### SET EXERCISE
Find each line with the word "bottom" and copy it.

### SUPPLIED RECORDS
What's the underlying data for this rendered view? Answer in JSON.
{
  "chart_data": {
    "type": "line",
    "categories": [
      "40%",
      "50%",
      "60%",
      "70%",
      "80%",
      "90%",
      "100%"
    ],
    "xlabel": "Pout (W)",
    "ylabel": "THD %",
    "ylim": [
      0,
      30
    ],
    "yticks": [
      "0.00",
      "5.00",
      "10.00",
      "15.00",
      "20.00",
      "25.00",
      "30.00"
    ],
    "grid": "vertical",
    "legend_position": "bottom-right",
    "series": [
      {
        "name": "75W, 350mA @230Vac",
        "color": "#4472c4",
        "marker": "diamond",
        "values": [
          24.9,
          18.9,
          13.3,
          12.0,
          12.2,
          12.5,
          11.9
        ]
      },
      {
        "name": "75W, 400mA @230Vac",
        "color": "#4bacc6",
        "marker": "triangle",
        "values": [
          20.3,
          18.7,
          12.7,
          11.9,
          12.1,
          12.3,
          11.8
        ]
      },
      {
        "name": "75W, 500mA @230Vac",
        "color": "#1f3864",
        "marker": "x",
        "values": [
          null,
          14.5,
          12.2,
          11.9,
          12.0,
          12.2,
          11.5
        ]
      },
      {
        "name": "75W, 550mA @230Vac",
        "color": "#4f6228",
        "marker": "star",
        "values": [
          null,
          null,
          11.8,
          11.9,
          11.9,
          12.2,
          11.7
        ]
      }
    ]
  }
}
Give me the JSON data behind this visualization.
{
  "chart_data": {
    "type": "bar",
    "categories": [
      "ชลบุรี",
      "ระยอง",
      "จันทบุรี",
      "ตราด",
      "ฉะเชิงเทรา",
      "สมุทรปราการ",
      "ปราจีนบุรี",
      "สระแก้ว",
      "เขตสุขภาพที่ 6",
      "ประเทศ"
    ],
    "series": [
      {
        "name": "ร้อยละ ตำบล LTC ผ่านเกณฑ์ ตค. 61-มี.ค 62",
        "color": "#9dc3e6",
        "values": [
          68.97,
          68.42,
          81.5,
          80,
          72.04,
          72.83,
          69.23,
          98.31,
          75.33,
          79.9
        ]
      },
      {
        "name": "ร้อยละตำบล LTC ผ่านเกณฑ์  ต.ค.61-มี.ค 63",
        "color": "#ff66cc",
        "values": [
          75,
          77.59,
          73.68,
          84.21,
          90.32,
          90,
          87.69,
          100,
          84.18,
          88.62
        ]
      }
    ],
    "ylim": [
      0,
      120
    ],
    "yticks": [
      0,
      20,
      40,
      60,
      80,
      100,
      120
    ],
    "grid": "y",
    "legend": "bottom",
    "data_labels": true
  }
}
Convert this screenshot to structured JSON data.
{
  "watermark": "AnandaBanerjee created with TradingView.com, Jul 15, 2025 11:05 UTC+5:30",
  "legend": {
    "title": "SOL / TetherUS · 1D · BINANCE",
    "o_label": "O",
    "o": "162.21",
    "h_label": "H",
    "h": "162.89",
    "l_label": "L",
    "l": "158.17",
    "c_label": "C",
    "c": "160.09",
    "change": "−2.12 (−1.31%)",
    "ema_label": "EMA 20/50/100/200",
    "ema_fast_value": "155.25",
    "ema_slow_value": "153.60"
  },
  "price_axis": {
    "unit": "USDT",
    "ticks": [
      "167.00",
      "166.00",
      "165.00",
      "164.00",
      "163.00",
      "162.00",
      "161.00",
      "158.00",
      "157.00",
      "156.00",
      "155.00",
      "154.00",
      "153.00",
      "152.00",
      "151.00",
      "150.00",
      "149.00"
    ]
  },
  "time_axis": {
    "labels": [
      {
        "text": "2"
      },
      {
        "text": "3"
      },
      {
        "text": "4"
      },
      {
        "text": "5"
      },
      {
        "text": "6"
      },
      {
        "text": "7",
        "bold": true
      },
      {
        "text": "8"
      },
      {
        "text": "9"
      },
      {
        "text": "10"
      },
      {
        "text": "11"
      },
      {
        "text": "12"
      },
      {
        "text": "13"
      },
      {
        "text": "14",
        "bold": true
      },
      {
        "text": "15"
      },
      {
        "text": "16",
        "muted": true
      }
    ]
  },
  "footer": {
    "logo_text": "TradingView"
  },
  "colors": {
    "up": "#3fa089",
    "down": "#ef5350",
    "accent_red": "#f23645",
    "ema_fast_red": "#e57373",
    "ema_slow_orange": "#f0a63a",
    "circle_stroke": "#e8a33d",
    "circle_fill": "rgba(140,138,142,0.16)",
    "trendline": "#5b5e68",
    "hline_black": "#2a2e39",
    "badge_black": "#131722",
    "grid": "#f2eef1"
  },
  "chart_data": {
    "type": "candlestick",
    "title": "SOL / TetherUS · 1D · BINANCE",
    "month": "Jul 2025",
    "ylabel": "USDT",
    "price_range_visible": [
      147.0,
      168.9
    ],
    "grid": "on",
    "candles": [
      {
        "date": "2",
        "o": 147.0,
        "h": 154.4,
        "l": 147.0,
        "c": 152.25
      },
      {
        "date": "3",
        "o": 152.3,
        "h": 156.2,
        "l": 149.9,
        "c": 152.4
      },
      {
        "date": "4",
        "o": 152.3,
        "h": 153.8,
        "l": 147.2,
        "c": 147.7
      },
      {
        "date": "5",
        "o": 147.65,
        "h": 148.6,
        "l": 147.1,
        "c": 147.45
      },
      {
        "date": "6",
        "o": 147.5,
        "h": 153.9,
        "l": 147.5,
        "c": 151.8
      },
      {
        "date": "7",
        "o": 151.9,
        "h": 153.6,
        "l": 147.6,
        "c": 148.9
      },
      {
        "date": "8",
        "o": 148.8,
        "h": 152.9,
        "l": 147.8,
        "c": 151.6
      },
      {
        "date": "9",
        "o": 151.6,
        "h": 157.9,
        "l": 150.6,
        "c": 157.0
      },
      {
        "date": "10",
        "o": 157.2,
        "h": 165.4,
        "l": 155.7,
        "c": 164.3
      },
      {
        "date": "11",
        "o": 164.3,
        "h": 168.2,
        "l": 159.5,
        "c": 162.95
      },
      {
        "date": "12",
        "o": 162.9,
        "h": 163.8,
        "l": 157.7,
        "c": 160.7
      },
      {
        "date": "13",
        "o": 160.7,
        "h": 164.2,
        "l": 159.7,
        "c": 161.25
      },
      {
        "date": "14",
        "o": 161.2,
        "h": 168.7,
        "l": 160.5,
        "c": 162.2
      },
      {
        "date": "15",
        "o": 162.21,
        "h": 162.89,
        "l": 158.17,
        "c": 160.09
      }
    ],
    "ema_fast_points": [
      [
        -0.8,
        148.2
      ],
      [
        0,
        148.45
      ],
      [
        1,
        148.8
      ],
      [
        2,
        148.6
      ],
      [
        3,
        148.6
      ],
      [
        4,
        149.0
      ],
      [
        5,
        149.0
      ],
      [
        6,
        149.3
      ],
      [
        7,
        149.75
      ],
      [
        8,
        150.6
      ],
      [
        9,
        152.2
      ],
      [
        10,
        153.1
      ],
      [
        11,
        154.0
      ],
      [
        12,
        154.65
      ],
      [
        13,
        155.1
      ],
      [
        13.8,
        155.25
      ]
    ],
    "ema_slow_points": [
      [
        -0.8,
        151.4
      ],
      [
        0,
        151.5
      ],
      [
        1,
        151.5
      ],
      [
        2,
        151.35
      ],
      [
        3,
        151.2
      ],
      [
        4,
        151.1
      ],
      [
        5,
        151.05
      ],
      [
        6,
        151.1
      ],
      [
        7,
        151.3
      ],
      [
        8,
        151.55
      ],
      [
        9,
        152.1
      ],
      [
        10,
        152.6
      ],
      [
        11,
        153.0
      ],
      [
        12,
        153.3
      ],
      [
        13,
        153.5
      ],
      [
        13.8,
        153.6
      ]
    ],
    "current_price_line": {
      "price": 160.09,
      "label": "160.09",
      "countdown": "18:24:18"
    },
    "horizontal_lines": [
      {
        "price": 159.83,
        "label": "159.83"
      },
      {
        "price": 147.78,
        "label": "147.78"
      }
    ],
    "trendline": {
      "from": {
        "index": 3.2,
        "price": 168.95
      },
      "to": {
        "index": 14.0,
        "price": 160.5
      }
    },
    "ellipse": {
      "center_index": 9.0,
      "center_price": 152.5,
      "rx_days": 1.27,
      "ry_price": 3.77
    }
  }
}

### RESULT FOR THIS TASK
    "legend_position": "bottom-right",
    "legend": "bottom",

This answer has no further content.